Records
━━━━━━
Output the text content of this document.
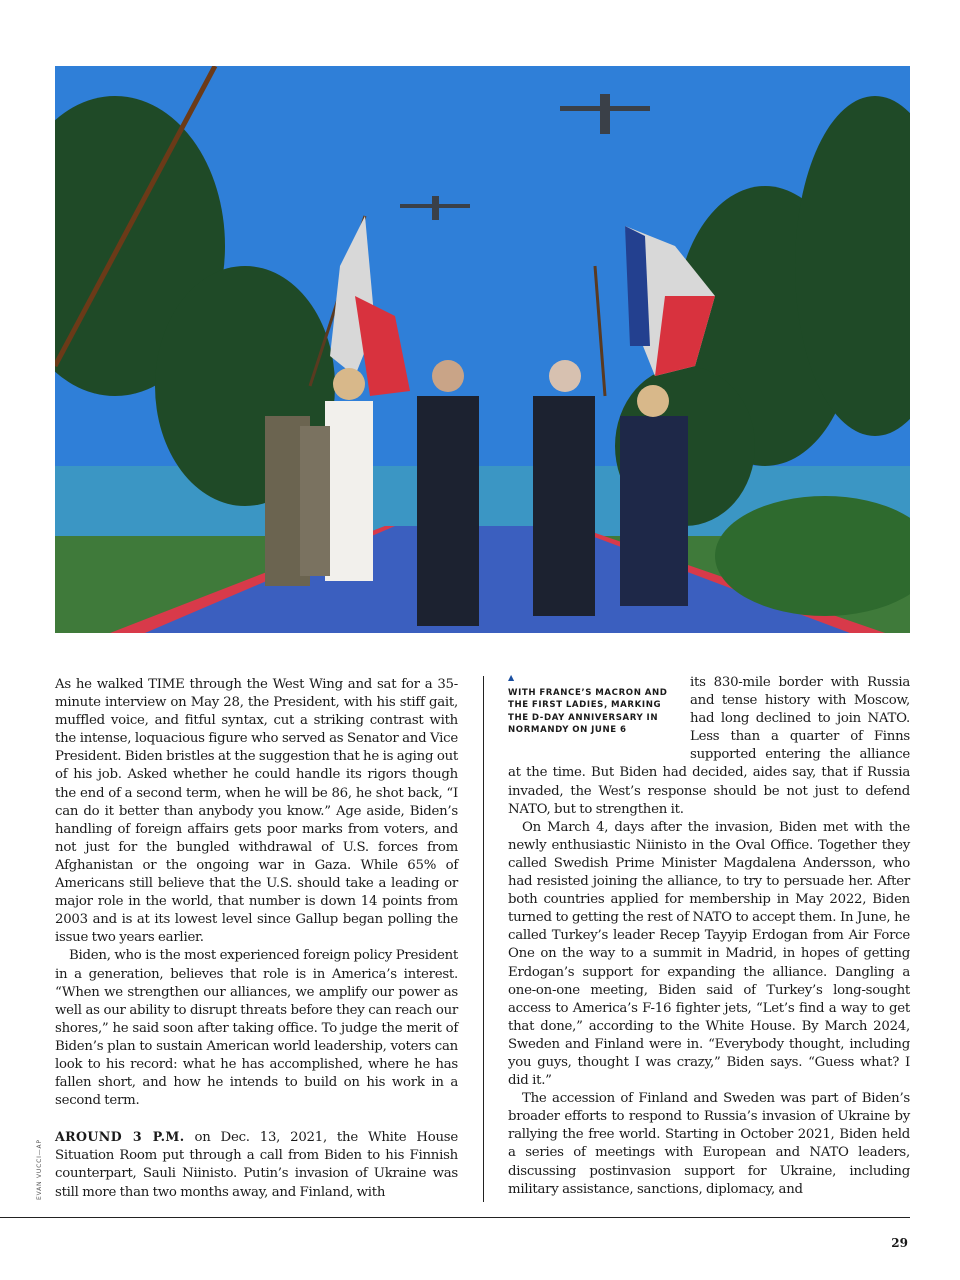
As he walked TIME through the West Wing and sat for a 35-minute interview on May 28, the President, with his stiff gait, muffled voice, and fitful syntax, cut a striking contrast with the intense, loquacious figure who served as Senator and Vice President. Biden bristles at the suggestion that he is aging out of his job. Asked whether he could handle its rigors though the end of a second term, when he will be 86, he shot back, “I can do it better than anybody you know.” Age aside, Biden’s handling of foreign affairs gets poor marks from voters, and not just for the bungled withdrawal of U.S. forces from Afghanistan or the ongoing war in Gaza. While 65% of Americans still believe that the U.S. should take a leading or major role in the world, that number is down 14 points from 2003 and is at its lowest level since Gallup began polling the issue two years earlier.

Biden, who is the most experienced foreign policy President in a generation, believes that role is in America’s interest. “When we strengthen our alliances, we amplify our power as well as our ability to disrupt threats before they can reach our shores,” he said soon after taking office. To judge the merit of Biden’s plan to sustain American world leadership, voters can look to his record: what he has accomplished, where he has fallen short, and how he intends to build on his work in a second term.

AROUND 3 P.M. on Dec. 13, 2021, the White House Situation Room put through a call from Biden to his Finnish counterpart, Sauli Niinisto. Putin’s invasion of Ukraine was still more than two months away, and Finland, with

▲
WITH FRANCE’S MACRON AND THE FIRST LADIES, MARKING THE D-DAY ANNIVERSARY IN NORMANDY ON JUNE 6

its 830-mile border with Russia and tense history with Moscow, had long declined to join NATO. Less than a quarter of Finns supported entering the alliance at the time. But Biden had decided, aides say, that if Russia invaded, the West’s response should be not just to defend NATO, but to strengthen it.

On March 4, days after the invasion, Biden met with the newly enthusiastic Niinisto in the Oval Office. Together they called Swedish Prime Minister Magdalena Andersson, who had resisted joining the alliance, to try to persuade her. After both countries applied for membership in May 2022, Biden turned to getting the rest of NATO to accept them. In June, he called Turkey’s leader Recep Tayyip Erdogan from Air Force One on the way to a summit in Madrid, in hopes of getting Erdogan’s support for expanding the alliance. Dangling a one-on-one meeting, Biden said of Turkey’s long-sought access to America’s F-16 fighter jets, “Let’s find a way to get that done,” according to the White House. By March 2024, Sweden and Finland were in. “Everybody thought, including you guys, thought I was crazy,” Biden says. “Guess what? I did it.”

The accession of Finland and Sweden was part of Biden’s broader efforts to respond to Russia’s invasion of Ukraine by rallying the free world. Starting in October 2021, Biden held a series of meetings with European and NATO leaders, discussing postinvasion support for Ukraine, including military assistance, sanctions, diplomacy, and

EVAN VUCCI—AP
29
━━━━━━
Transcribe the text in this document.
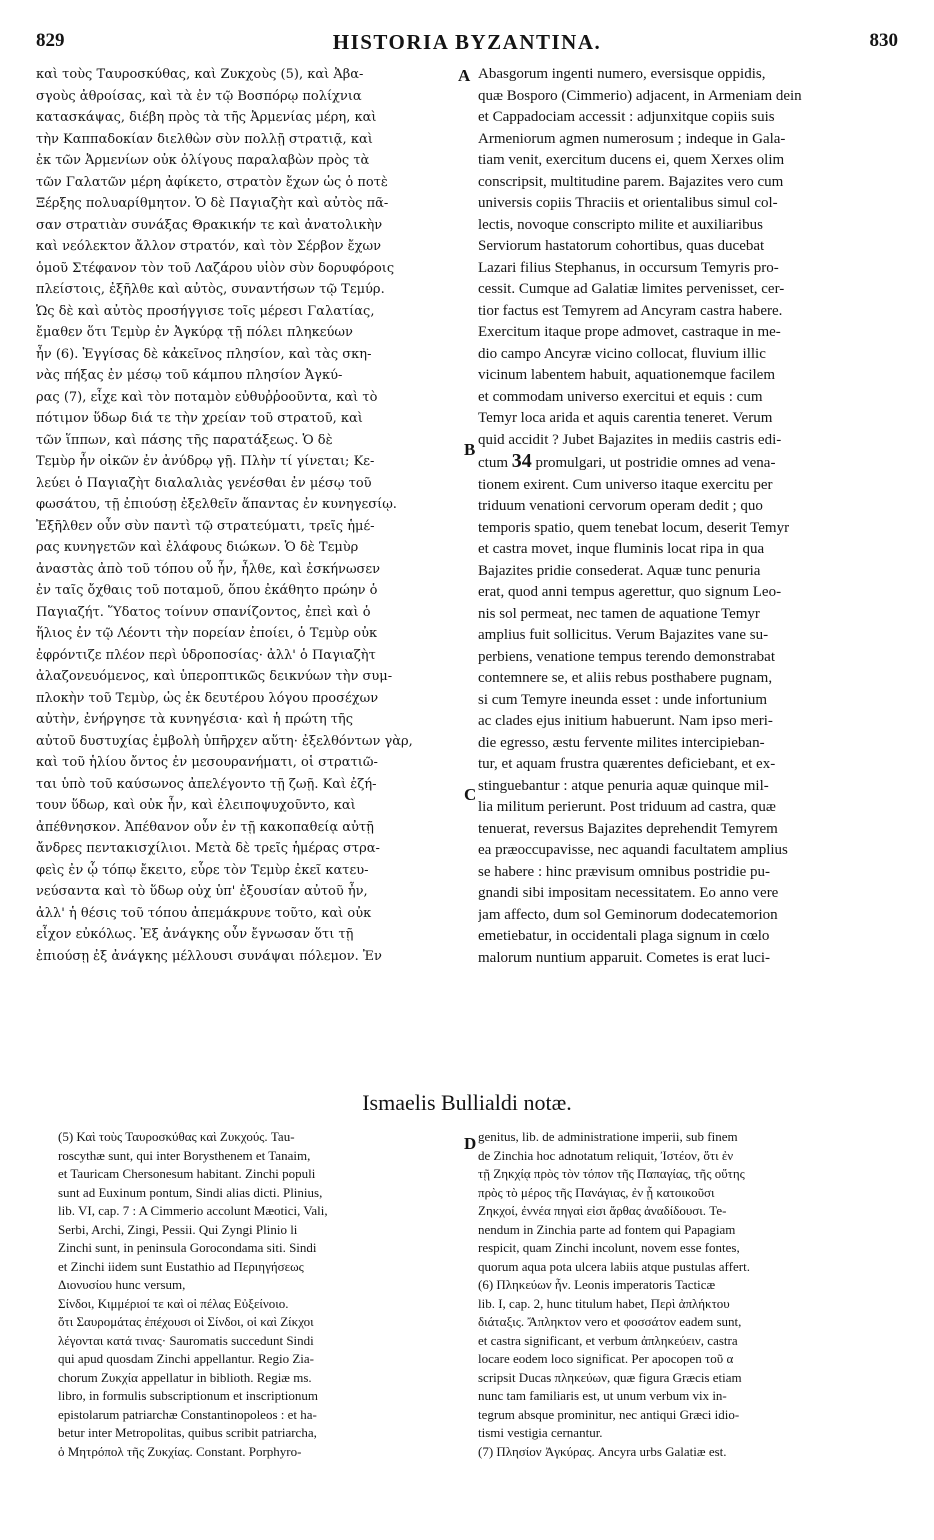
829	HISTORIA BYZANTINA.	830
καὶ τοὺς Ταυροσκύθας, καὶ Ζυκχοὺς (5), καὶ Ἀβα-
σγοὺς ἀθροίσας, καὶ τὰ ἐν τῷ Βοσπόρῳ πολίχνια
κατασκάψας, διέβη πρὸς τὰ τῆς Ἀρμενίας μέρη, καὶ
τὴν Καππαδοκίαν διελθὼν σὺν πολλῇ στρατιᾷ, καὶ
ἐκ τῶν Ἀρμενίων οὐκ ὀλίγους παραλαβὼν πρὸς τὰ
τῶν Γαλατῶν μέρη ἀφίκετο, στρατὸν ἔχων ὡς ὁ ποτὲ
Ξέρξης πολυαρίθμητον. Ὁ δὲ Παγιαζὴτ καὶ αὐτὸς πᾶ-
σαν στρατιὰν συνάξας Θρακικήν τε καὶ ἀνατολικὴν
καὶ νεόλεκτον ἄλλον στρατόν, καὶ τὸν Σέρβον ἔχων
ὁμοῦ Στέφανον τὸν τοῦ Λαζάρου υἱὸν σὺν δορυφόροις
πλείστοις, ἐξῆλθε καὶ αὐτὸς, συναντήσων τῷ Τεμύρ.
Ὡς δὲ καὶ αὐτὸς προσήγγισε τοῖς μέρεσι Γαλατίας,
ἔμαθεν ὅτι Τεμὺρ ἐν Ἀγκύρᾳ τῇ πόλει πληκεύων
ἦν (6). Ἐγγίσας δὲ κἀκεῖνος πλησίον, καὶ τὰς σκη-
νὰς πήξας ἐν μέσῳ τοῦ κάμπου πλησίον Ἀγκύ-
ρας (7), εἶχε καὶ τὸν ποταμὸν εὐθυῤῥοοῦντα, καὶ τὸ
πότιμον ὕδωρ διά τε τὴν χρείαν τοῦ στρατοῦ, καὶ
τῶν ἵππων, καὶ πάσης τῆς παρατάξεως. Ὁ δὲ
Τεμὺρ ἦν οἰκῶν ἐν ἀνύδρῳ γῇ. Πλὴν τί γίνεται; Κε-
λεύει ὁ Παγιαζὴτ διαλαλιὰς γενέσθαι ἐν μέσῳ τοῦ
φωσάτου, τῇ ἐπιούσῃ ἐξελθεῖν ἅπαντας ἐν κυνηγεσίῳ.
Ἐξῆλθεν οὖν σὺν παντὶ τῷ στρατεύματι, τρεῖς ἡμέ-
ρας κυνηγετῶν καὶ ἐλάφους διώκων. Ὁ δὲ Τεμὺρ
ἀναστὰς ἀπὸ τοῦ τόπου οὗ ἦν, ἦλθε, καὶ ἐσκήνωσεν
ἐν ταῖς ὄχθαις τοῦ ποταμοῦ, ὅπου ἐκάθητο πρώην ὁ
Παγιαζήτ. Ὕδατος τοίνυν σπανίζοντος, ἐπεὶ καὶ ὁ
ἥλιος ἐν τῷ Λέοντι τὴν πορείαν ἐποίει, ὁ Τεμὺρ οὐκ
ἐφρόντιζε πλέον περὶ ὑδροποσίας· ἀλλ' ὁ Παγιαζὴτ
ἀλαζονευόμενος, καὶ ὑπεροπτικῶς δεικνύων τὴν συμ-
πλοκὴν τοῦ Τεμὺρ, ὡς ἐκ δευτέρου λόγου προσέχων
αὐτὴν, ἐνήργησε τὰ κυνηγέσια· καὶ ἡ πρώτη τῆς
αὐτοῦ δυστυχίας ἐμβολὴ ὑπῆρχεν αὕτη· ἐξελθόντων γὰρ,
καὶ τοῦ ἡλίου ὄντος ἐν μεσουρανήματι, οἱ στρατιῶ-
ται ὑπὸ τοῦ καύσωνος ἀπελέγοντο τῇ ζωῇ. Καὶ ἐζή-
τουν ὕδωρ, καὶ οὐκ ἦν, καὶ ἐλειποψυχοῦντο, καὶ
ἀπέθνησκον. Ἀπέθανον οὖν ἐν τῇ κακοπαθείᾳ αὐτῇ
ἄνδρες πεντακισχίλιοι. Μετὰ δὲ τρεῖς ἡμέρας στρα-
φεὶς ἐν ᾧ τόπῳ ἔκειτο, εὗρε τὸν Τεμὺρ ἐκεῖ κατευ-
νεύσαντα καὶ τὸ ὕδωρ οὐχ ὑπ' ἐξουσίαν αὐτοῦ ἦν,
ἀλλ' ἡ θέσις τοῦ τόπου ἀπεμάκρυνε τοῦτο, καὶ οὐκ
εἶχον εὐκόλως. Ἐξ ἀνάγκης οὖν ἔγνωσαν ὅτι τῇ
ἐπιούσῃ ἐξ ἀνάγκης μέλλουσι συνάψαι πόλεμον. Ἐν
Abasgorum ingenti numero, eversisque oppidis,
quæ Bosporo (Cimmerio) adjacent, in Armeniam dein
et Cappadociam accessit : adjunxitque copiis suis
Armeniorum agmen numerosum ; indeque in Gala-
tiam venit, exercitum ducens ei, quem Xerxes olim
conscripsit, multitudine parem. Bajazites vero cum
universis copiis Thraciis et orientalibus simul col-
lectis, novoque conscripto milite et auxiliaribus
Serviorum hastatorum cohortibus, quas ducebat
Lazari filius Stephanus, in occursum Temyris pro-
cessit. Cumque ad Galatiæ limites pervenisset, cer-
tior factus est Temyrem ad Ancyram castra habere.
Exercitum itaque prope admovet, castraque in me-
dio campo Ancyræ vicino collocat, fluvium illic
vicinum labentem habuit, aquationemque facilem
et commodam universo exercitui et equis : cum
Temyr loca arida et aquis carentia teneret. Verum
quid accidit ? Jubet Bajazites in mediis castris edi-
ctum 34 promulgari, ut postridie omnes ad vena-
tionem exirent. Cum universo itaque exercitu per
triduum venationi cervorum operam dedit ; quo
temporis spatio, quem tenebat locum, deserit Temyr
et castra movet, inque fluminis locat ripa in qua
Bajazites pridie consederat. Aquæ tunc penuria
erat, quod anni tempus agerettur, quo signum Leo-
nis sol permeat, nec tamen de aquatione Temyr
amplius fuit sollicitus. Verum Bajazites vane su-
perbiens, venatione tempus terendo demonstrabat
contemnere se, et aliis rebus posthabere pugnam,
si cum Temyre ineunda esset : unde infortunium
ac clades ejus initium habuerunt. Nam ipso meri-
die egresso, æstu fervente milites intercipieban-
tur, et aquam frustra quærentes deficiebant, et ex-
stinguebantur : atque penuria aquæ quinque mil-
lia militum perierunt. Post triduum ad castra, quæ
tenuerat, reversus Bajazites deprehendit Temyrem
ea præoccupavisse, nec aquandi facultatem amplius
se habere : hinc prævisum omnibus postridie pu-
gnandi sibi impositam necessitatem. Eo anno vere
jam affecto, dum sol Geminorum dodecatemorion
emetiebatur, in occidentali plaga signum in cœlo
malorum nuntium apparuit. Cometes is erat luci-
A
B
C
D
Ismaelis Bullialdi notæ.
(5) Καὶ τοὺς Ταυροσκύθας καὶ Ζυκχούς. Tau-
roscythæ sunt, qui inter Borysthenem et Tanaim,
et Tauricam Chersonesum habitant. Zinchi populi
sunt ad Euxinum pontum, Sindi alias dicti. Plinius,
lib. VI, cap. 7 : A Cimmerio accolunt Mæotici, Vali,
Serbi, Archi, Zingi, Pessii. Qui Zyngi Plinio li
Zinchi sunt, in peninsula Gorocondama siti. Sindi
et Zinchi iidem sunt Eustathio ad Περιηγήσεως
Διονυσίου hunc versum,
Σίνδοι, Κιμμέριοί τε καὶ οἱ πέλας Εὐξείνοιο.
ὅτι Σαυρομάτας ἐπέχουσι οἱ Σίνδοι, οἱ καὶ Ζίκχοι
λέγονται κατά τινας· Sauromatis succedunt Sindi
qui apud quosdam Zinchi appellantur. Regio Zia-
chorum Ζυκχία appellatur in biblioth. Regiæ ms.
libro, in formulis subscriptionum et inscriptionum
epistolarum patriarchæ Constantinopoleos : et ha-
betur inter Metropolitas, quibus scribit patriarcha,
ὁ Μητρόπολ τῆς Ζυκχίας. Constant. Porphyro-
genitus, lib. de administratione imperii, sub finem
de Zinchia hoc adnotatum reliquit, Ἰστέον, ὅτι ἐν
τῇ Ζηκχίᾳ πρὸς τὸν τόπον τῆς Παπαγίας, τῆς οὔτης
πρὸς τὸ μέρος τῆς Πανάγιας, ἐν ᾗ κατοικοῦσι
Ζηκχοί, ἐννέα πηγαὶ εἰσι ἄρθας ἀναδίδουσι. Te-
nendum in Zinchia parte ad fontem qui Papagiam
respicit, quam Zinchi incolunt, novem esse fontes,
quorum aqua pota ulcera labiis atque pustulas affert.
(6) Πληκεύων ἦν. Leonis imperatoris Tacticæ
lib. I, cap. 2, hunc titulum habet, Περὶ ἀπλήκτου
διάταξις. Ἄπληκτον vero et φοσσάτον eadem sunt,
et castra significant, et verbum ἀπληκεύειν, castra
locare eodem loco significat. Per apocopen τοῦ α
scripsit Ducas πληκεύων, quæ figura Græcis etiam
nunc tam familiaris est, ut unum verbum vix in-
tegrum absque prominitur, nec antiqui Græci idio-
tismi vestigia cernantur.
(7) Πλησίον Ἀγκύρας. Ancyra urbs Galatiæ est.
━━━━━━
## PROBLEM
Look through the records and gather every line containing "world".

## ANSWER FOR THE TASK
As he walked TIME through the West Wing and sat for a 35-minute interview on May 28, the President, with his stiff gait, muffled voice, and fitful syntax, cut a striking contrast with the intense, loquacious figure who served as Senator and Vice President. Biden bristles at the suggestion that he is aging out of his job. Asked whether he could handle its rigors though the end of a second term, when he will be 86, he shot back, “I can do it better than anybody you know.” Age aside, Biden’s handling of foreign affairs gets poor marks from voters, and not just for the bungled withdrawal of U.S. forces from Afghanistan or the ongoing war in Gaza. While 65% of Americans still believe that the U.S. should take a leading or major role in the world, that number is down 14 points from 2003 and is at its lowest level since Gallup began polling the issue two years earlier.
Biden, who is the most experienced foreign policy President in a generation, believes that role is in America’s interest. “When we strengthen our alliances, we amplify our power as well as our ability to disrupt threats before they can reach our shores,” he said soon after taking office. To judge the merit of Biden’s plan to sustain American world leadership, voters can look to his record: what he has accomplished, where he has fallen short, and how he intends to build on his work in a second term.
The accession of Finland and Sweden was part of Biden’s broader efforts to respond to Russia’s invasion of Ukraine by rallying the free world. Starting in October 2021, Biden held a series of meetings with European and NATO leaders, discussing postinvasion support for Ukraine, including military assistance, sanctions, diplomacy, and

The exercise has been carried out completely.